## [What to work on]
Copy the records below exactly, leaving out any pictures.

— START OF The input —

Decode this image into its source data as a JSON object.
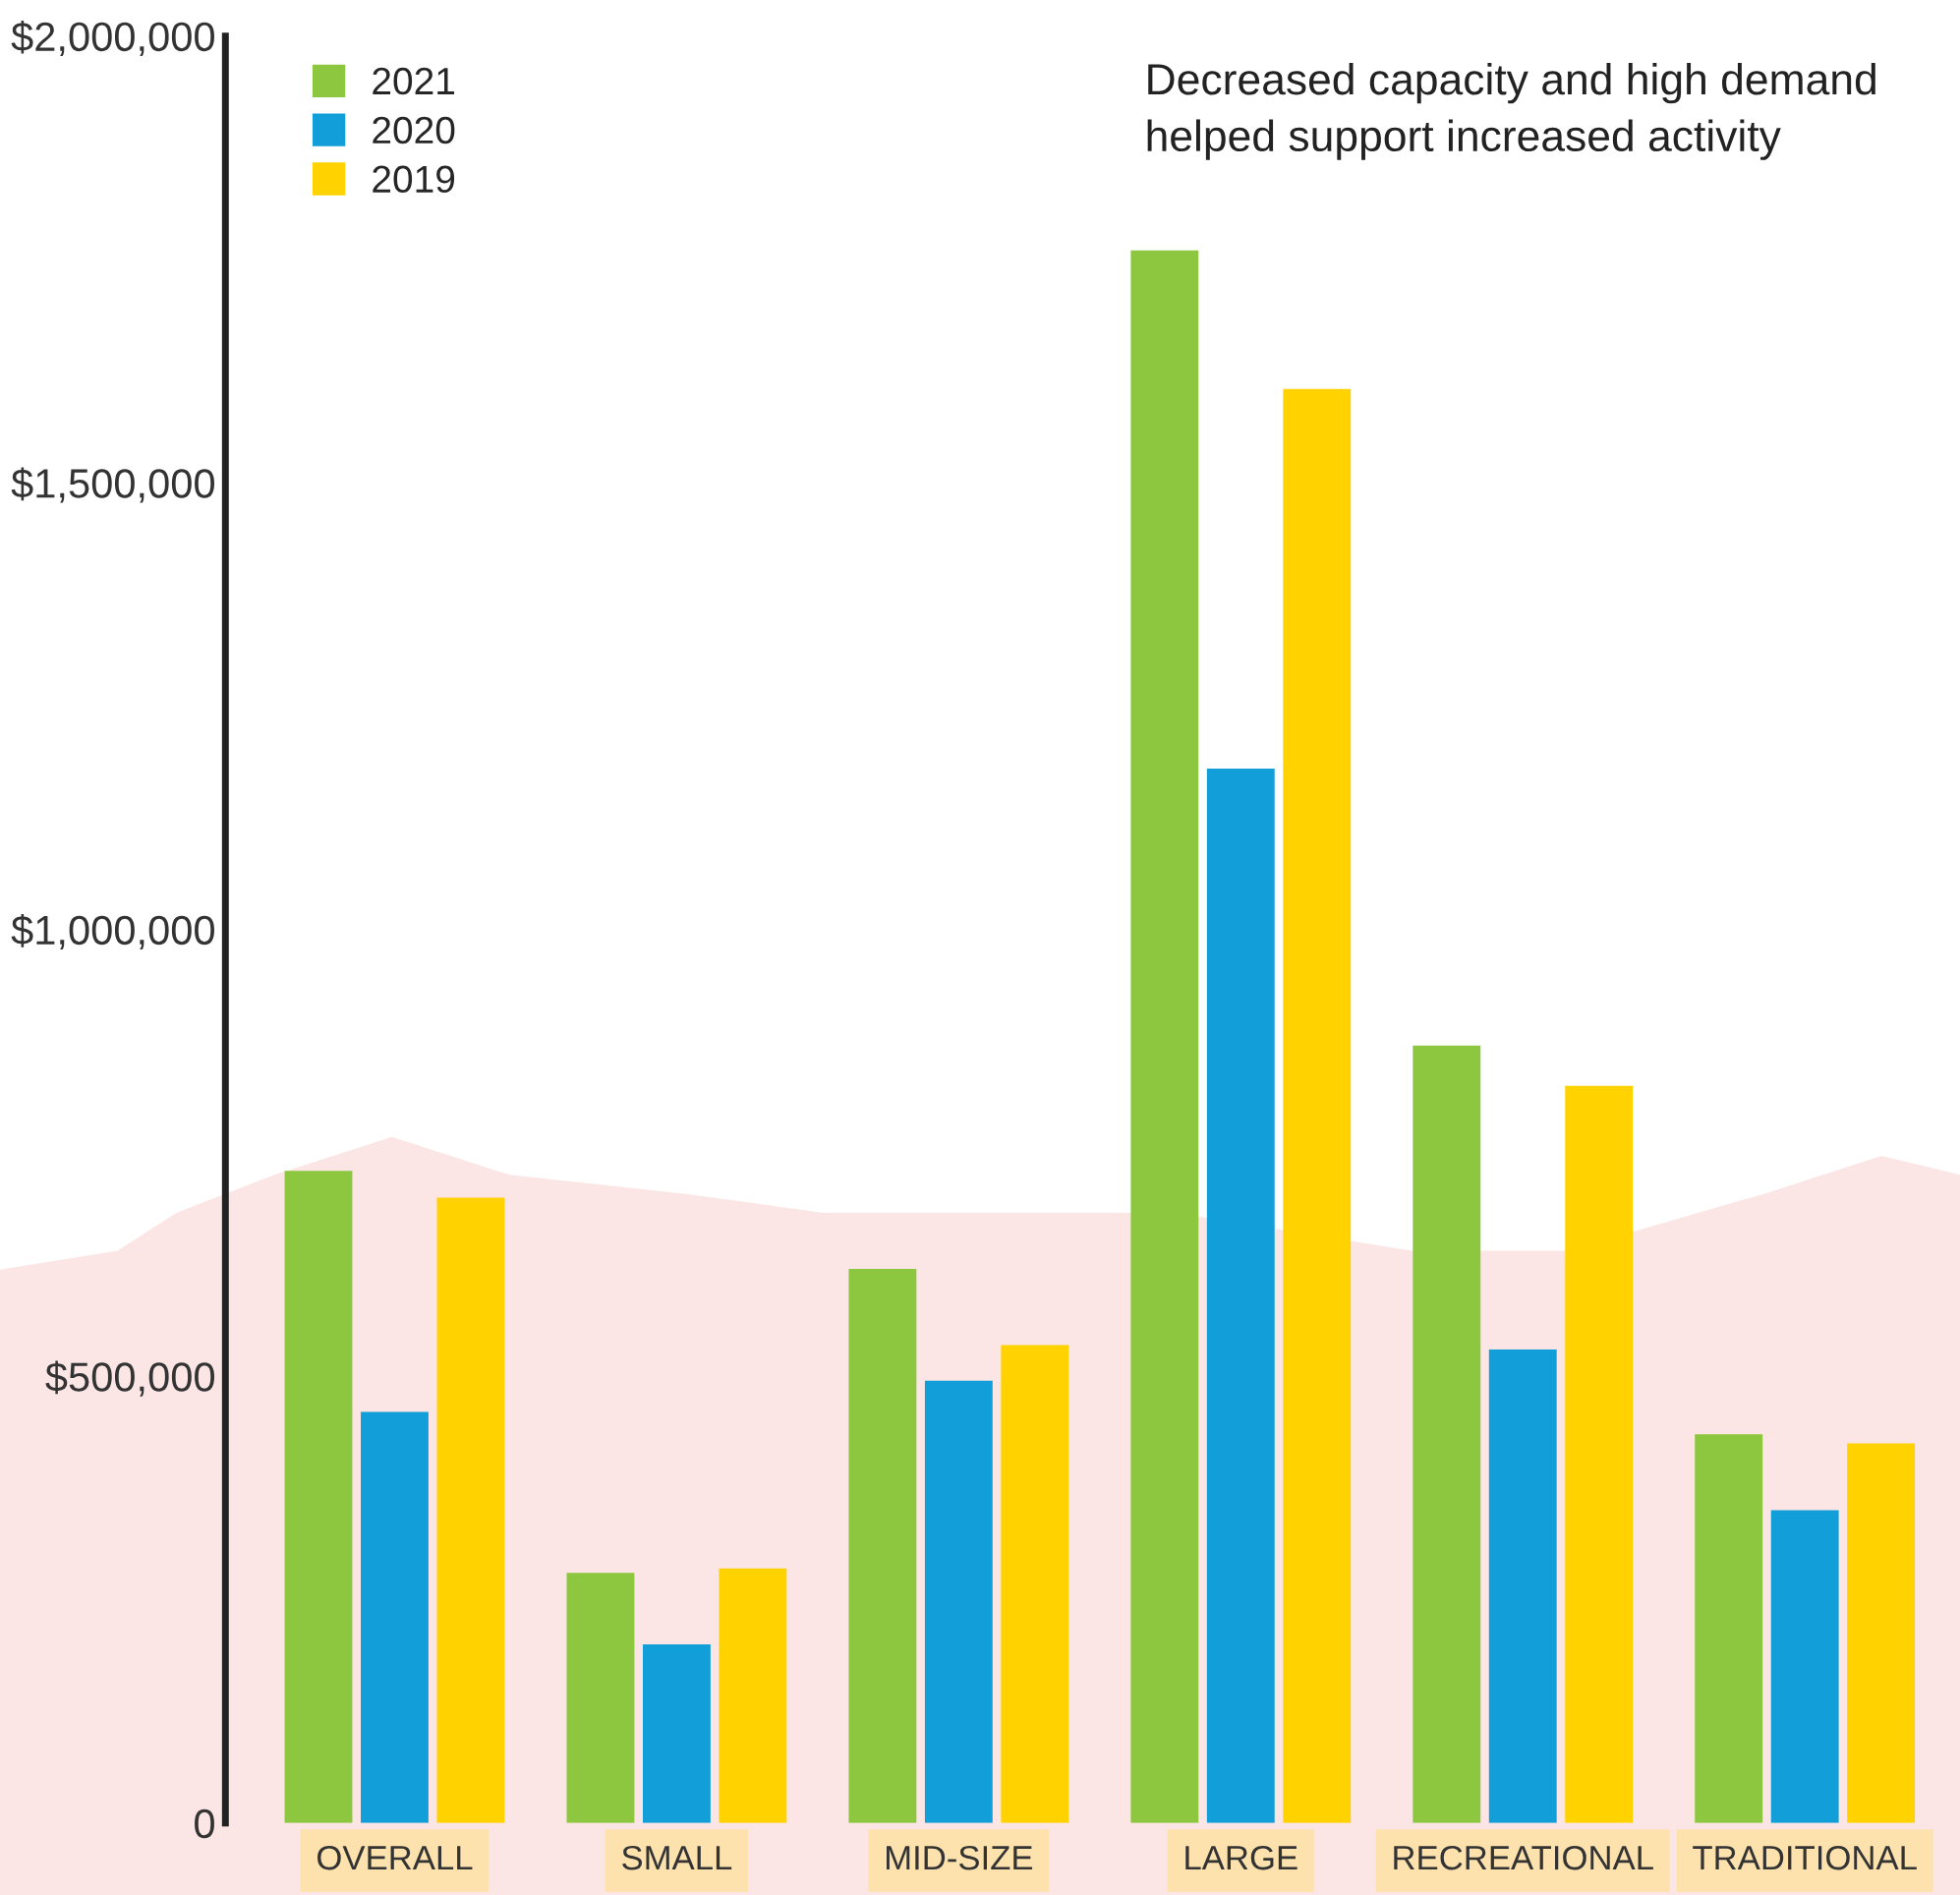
{
  "chart_data": {
    "type": "bar",
    "categories": [
      "OVERALL",
      "SMALL",
      "MID-SIZE",
      "LARGE",
      "RECREATIONAL",
      "TRADITIONAL"
    ],
    "series": [
      {
        "name": "2021",
        "color": "#8dc63f",
        "values": [
          730000,
          280000,
          620000,
          1760000,
          870000,
          435000
        ]
      },
      {
        "name": "2020",
        "color": "#129fd9",
        "values": [
          460000,
          200000,
          495000,
          1180000,
          530000,
          350000
        ]
      },
      {
        "name": "2019",
        "color": "#ffd200",
        "values": [
          700000,
          285000,
          535000,
          1605000,
          825000,
          425000
        ]
      }
    ],
    "ylim": [
      0,
      2000000
    ],
    "yticks": [
      {
        "value": 0,
        "label": "0"
      },
      {
        "value": 500000,
        "label": "$500,000"
      },
      {
        "value": 1000000,
        "label": "$1,000,000"
      },
      {
        "value": 1500000,
        "label": "$1,500,000"
      },
      {
        "value": 2000000,
        "label": "$2,000,000"
      }
    ],
    "annotations": [
      "Decreased capacity and high demand\nhelped support increased activity"
    ],
    "legend": "top left",
    "grid": false
  }
}
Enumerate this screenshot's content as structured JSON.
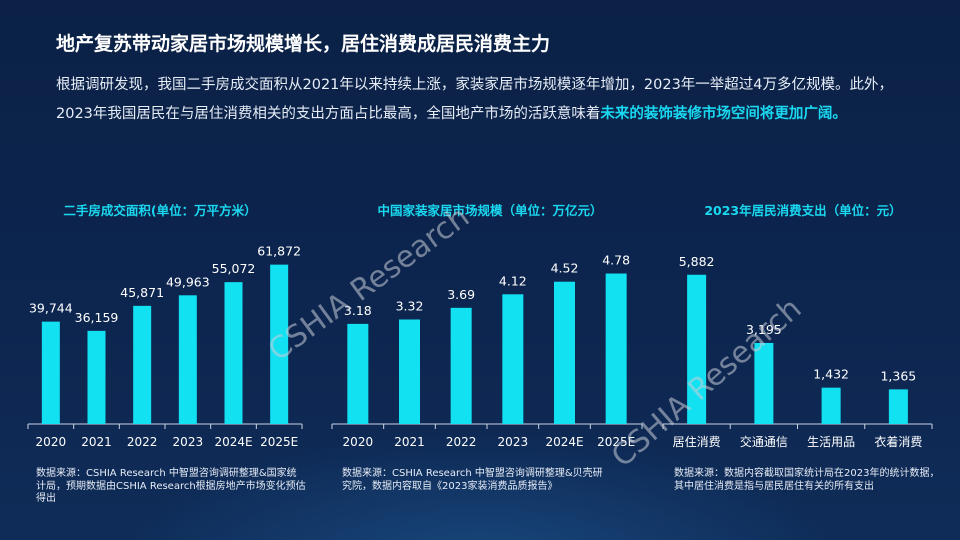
{
  "title": "地产复苏带动家居市场规模增长，居住消费成居民消费主力",
  "intro_text": "根据调研发现，我国二手房成交面积从2021年以来持续上涨，家装家居市场规模逐年增加，2023年一举超过4万多亿规模。此外，2023年我国居民在与居住消费相关的支出方面占比最高，全国地产市场的活跃意味着",
  "intro_highlight": "未来的装饰装修市场空间将更加广阔。",
  "watermark": "CSHIA Research",
  "colors": {
    "bar": "#12e1f2",
    "accent": "#19d8f0",
    "background": "#0c2247"
  },
  "chart_data": [
    {
      "type": "bar",
      "title": "二手房成交面积(单位：万平方米）",
      "categories": [
        "2020",
        "2021",
        "2022",
        "2023",
        "2024E",
        "2025E"
      ],
      "values": [
        39744,
        36159,
        45871,
        49963,
        55072,
        61872
      ],
      "value_labels": [
        "39,744",
        "36,159",
        "45,871",
        "49,963",
        "55,072",
        "61,872"
      ],
      "ylim": [
        0,
        66000
      ],
      "source": "数据来源：CSHIA Research 中智盟咨询调研整理&国家统计局，预期数据由CSHIA Research根据房地产市场变化预估得出"
    },
    {
      "type": "bar",
      "title": "中国家装家居市场规模（单位：万亿元）",
      "categories": [
        "2020",
        "2021",
        "2022",
        "2023",
        "2024E",
        "2025E"
      ],
      "values": [
        3.18,
        3.32,
        3.69,
        4.12,
        4.52,
        4.78
      ],
      "value_labels": [
        "3.18",
        "3.32",
        "3.69",
        "4.12",
        "4.52",
        "4.78"
      ],
      "ylim": [
        0,
        5.4
      ],
      "source": "数据来源：CSHIA Research 中智盟咨询调研整理&贝壳研究院，数据内容取自《2023家装消费品质报告》"
    },
    {
      "type": "bar",
      "title": "2023年居民消费支出（单位：元）",
      "categories": [
        "居住消费",
        "交通通信",
        "生活用品",
        "衣着消费"
      ],
      "values": [
        5882,
        3195,
        1432,
        1365
      ],
      "value_labels": [
        "5,882",
        "3,195",
        "1,432",
        "1,365"
      ],
      "ylim": [
        0,
        6700
      ],
      "source": "数据来源：数据内容截取国家统计局在2023年的统计数据，其中居住消费是指与居民居住有关的所有支出"
    }
  ]
}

— END OF The input —

## [Correct answer]
Decode this image into its source data as a JSON object.
{
  "chart_data": {
    "type": "bar",
    "categories": [
      "OVERALL",
      "SMALL",
      "MID-SIZE",
      "LARGE",
      "RECREATIONAL",
      "TRADITIONAL"
    ],
    "series": [
      {
        "name": "2021",
        "color": "#8dc63f",
        "values": [
          730000,
          280000,
          620000,
          1760000,
          870000,
          435000
        ]
      },
      {
        "name": "2020",
        "color": "#129fd9",
        "values": [
          460000,
          200000,
          495000,
          1180000,
          530000,
          350000
        ]
      },
      {
        "name": "2019",
        "color": "#ffd200",
        "values": [
          700000,
          285000,
          535000,
          1605000,
          825000,
          425000
        ]
      }
    ],
    "ylim": [
      0,
      2000000
    ],
    "yticks": [
      {
        "value": 0,
        "label": "0"
      },
      {
        "value": 500000,
        "label": "$500,000"
      },
      {
        "value": 1000000,
        "label": "$1,000,000"
      },
      {
        "value": 1500000,
        "label": "$1,500,000"
      },
      {
        "value": 2000000,
        "label": "$2,000,000"
      }
    ],
    "annotations": [
      "Decreased capacity and high demand\nhelped support increased activity"
    ],
    "legend": "top left",
    "grid": false
  }
}
Enumerate this screenshot's content as structured JSON.
{
  "title": "地产复苏带动家居市场规模增长，居住消费成居民消费主力",
  "intro_text": "根据调研发现，我国二手房成交面积从2021年以来持续上涨，家装家居市场规模逐年增加，2023年一举超过4万多亿规模。此外，2023年我国居民在与居住消费相关的支出方面占比最高，全国地产市场的活跃意味着",
  "intro_highlight": "未来的装饰装修市场空间将更加广阔。",
  "watermark": "CSHIA Research",
  "colors": {
    "bar": "#12e1f2",
    "accent": "#19d8f0",
    "background": "#0c2247"
  },
  "chart_data": [
    {
      "type": "bar",
      "title": "二手房成交面积(单位：万平方米）",
      "categories": [
        "2020",
        "2021",
        "2022",
        "2023",
        "2024E",
        "2025E"
      ],
      "values": [
        39744,
        36159,
        45871,
        49963,
        55072,
        61872
      ],
      "value_labels": [
        "39,744",
        "36,159",
        "45,871",
        "49,963",
        "55,072",
        "61,872"
      ],
      "ylim": [
        0,
        66000
      ],
      "source": "数据来源：CSHIA Research 中智盟咨询调研整理&国家统计局，预期数据由CSHIA Research根据房地产市场变化预估得出"
    },
    {
      "type": "bar",
      "title": "中国家装家居市场规模（单位：万亿元）",
      "categories": [
        "2020",
        "2021",
        "2022",
        "2023",
        "2024E",
        "2025E"
      ],
      "values": [
        3.18,
        3.32,
        3.69,
        4.12,
        4.52,
        4.78
      ],
      "value_labels": [
        "3.18",
        "3.32",
        "3.69",
        "4.12",
        "4.52",
        "4.78"
      ],
      "ylim": [
        0,
        5.4
      ],
      "source": "数据来源：CSHIA Research 中智盟咨询调研整理&贝壳研究院，数据内容取自《2023家装消费品质报告》"
    },
    {
      "type": "bar",
      "title": "2023年居民消费支出（单位：元）",
      "categories": [
        "居住消费",
        "交通通信",
        "生活用品",
        "衣着消费"
      ],
      "values": [
        5882,
        3195,
        1432,
        1365
      ],
      "value_labels": [
        "5,882",
        "3,195",
        "1,432",
        "1,365"
      ],
      "ylim": [
        0,
        6700
      ],
      "source": "数据来源：数据内容截取国家统计局在2023年的统计数据，其中居住消费是指与居民居住有关的所有支出"
    }
  ]
}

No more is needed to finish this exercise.